_AIM_. Answer with one number: how many lines have "rgba".

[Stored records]
☆ ☆ ☆ ☆
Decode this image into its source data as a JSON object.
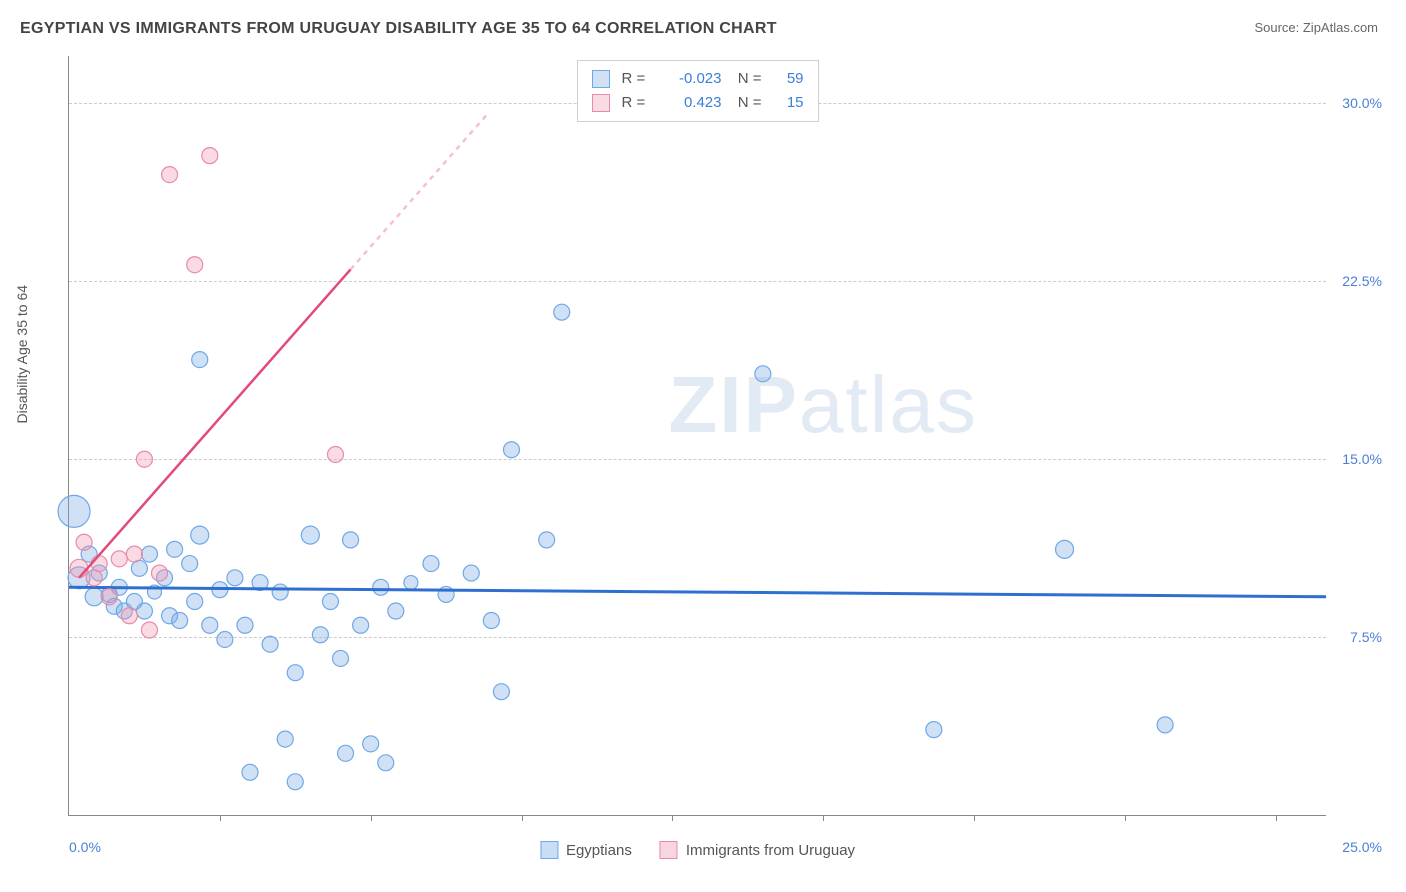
{
  "header": {
    "title": "EGYPTIAN VS IMMIGRANTS FROM URUGUAY DISABILITY AGE 35 TO 64 CORRELATION CHART",
    "source": "Source: ZipAtlas.com"
  },
  "watermark": {
    "zip": "ZIP",
    "atlas": "atlas"
  },
  "chart": {
    "type": "scatter",
    "ylabel": "Disability Age 35 to 64",
    "background_color": "#ffffff",
    "grid_color": "#cccccc",
    "axis_color": "#888888",
    "xlim": [
      0,
      25
    ],
    "ylim": [
      0,
      32
    ],
    "yticks": [
      7.5,
      15.0,
      22.5,
      30.0
    ],
    "ytick_labels": [
      "7.5%",
      "15.0%",
      "22.5%",
      "30.0%"
    ],
    "xticks": [
      3,
      6,
      9,
      12,
      15,
      18,
      21,
      24
    ],
    "xlabel_min": "0.0%",
    "xlabel_max": "25.0%",
    "series": [
      {
        "name": "Egyptians",
        "color_fill": "rgba(120,170,230,0.35)",
        "color_stroke": "#6fa8e6",
        "trend_color": "#2f6fd0",
        "trend_width": 3,
        "r_value": "-0.023",
        "n_value": "59",
        "trend": {
          "x1": 0,
          "y1": 9.6,
          "x2": 25,
          "y2": 9.2
        },
        "points": [
          {
            "x": 0.1,
            "y": 12.8,
            "r": 16
          },
          {
            "x": 0.2,
            "y": 10.0,
            "r": 11
          },
          {
            "x": 0.4,
            "y": 11.0,
            "r": 8
          },
          {
            "x": 0.5,
            "y": 9.2,
            "r": 9
          },
          {
            "x": 0.6,
            "y": 10.2,
            "r": 8
          },
          {
            "x": 0.8,
            "y": 9.3,
            "r": 8
          },
          {
            "x": 0.9,
            "y": 8.8,
            "r": 8
          },
          {
            "x": 1.0,
            "y": 9.6,
            "r": 8
          },
          {
            "x": 1.1,
            "y": 8.6,
            "r": 8
          },
          {
            "x": 1.3,
            "y": 9.0,
            "r": 8
          },
          {
            "x": 1.4,
            "y": 10.4,
            "r": 8
          },
          {
            "x": 1.5,
            "y": 8.6,
            "r": 8
          },
          {
            "x": 1.6,
            "y": 11.0,
            "r": 8
          },
          {
            "x": 1.7,
            "y": 9.4,
            "r": 7
          },
          {
            "x": 1.9,
            "y": 10.0,
            "r": 8
          },
          {
            "x": 2.0,
            "y": 8.4,
            "r": 8
          },
          {
            "x": 2.1,
            "y": 11.2,
            "r": 8
          },
          {
            "x": 2.2,
            "y": 8.2,
            "r": 8
          },
          {
            "x": 2.4,
            "y": 10.6,
            "r": 8
          },
          {
            "x": 2.5,
            "y": 9.0,
            "r": 8
          },
          {
            "x": 2.6,
            "y": 11.8,
            "r": 9
          },
          {
            "x": 2.8,
            "y": 8.0,
            "r": 8
          },
          {
            "x": 2.6,
            "y": 19.2,
            "r": 8
          },
          {
            "x": 3.0,
            "y": 9.5,
            "r": 8
          },
          {
            "x": 3.1,
            "y": 7.4,
            "r": 8
          },
          {
            "x": 3.3,
            "y": 10.0,
            "r": 8
          },
          {
            "x": 3.5,
            "y": 8.0,
            "r": 8
          },
          {
            "x": 3.6,
            "y": 1.8,
            "r": 8
          },
          {
            "x": 3.8,
            "y": 9.8,
            "r": 8
          },
          {
            "x": 4.0,
            "y": 7.2,
            "r": 8
          },
          {
            "x": 4.2,
            "y": 9.4,
            "r": 8
          },
          {
            "x": 4.3,
            "y": 3.2,
            "r": 8
          },
          {
            "x": 4.5,
            "y": 6.0,
            "r": 8
          },
          {
            "x": 4.5,
            "y": 1.4,
            "r": 8
          },
          {
            "x": 4.8,
            "y": 11.8,
            "r": 9
          },
          {
            "x": 5.0,
            "y": 7.6,
            "r": 8
          },
          {
            "x": 5.2,
            "y": 9.0,
            "r": 8
          },
          {
            "x": 5.4,
            "y": 6.6,
            "r": 8
          },
          {
            "x": 5.5,
            "y": 2.6,
            "r": 8
          },
          {
            "x": 5.6,
            "y": 11.6,
            "r": 8
          },
          {
            "x": 5.8,
            "y": 8.0,
            "r": 8
          },
          {
            "x": 6.0,
            "y": 3.0,
            "r": 8
          },
          {
            "x": 6.2,
            "y": 9.6,
            "r": 8
          },
          {
            "x": 6.3,
            "y": 2.2,
            "r": 8
          },
          {
            "x": 6.5,
            "y": 8.6,
            "r": 8
          },
          {
            "x": 6.8,
            "y": 9.8,
            "r": 7
          },
          {
            "x": 7.2,
            "y": 10.6,
            "r": 8
          },
          {
            "x": 7.5,
            "y": 9.3,
            "r": 8
          },
          {
            "x": 8.0,
            "y": 10.2,
            "r": 8
          },
          {
            "x": 8.4,
            "y": 8.2,
            "r": 8
          },
          {
            "x": 8.6,
            "y": 5.2,
            "r": 8
          },
          {
            "x": 8.8,
            "y": 15.4,
            "r": 8
          },
          {
            "x": 9.5,
            "y": 11.6,
            "r": 8
          },
          {
            "x": 9.8,
            "y": 21.2,
            "r": 8
          },
          {
            "x": 13.8,
            "y": 18.6,
            "r": 8
          },
          {
            "x": 17.2,
            "y": 3.6,
            "r": 8
          },
          {
            "x": 19.8,
            "y": 11.2,
            "r": 9
          },
          {
            "x": 21.8,
            "y": 3.8,
            "r": 8
          }
        ]
      },
      {
        "name": "Immigrants from Uruguay",
        "color_fill": "rgba(240,150,175,0.35)",
        "color_stroke": "#e88ba8",
        "trend_color": "#e24a7a",
        "trend_width": 2.5,
        "trend_dashed_color": "rgba(226,74,122,0.35)",
        "r_value": "0.423",
        "n_value": "15",
        "trend": {
          "x1": 0.2,
          "y1": 10.0,
          "x2": 5.6,
          "y2": 23.0
        },
        "trend_dashed": {
          "x1": 5.6,
          "y1": 23.0,
          "x2": 8.3,
          "y2": 29.5
        },
        "points": [
          {
            "x": 0.2,
            "y": 10.4,
            "r": 9
          },
          {
            "x": 0.3,
            "y": 11.5,
            "r": 8
          },
          {
            "x": 0.5,
            "y": 10.0,
            "r": 8
          },
          {
            "x": 0.6,
            "y": 10.6,
            "r": 8
          },
          {
            "x": 0.8,
            "y": 9.2,
            "r": 8
          },
          {
            "x": 1.0,
            "y": 10.8,
            "r": 8
          },
          {
            "x": 1.2,
            "y": 8.4,
            "r": 8
          },
          {
            "x": 1.3,
            "y": 11.0,
            "r": 8
          },
          {
            "x": 1.5,
            "y": 15.0,
            "r": 8
          },
          {
            "x": 1.6,
            "y": 7.8,
            "r": 8
          },
          {
            "x": 1.8,
            "y": 10.2,
            "r": 8
          },
          {
            "x": 2.0,
            "y": 27.0,
            "r": 8
          },
          {
            "x": 2.5,
            "y": 23.2,
            "r": 8
          },
          {
            "x": 2.8,
            "y": 27.8,
            "r": 8
          },
          {
            "x": 5.3,
            "y": 15.2,
            "r": 8
          }
        ]
      }
    ],
    "legend_top": {
      "r_label": "R =",
      "n_label": "N ="
    },
    "legend_bottom": [
      {
        "label": "Egyptians",
        "fill": "rgba(120,170,230,0.4)",
        "stroke": "#6fa8e6"
      },
      {
        "label": "Immigrants from Uruguay",
        "fill": "rgba(240,150,175,0.4)",
        "stroke": "#e88ba8"
      }
    ]
  }
}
☆ ☆ ☆ ☆
_RESPONSE TO THE EXERCISE_. 5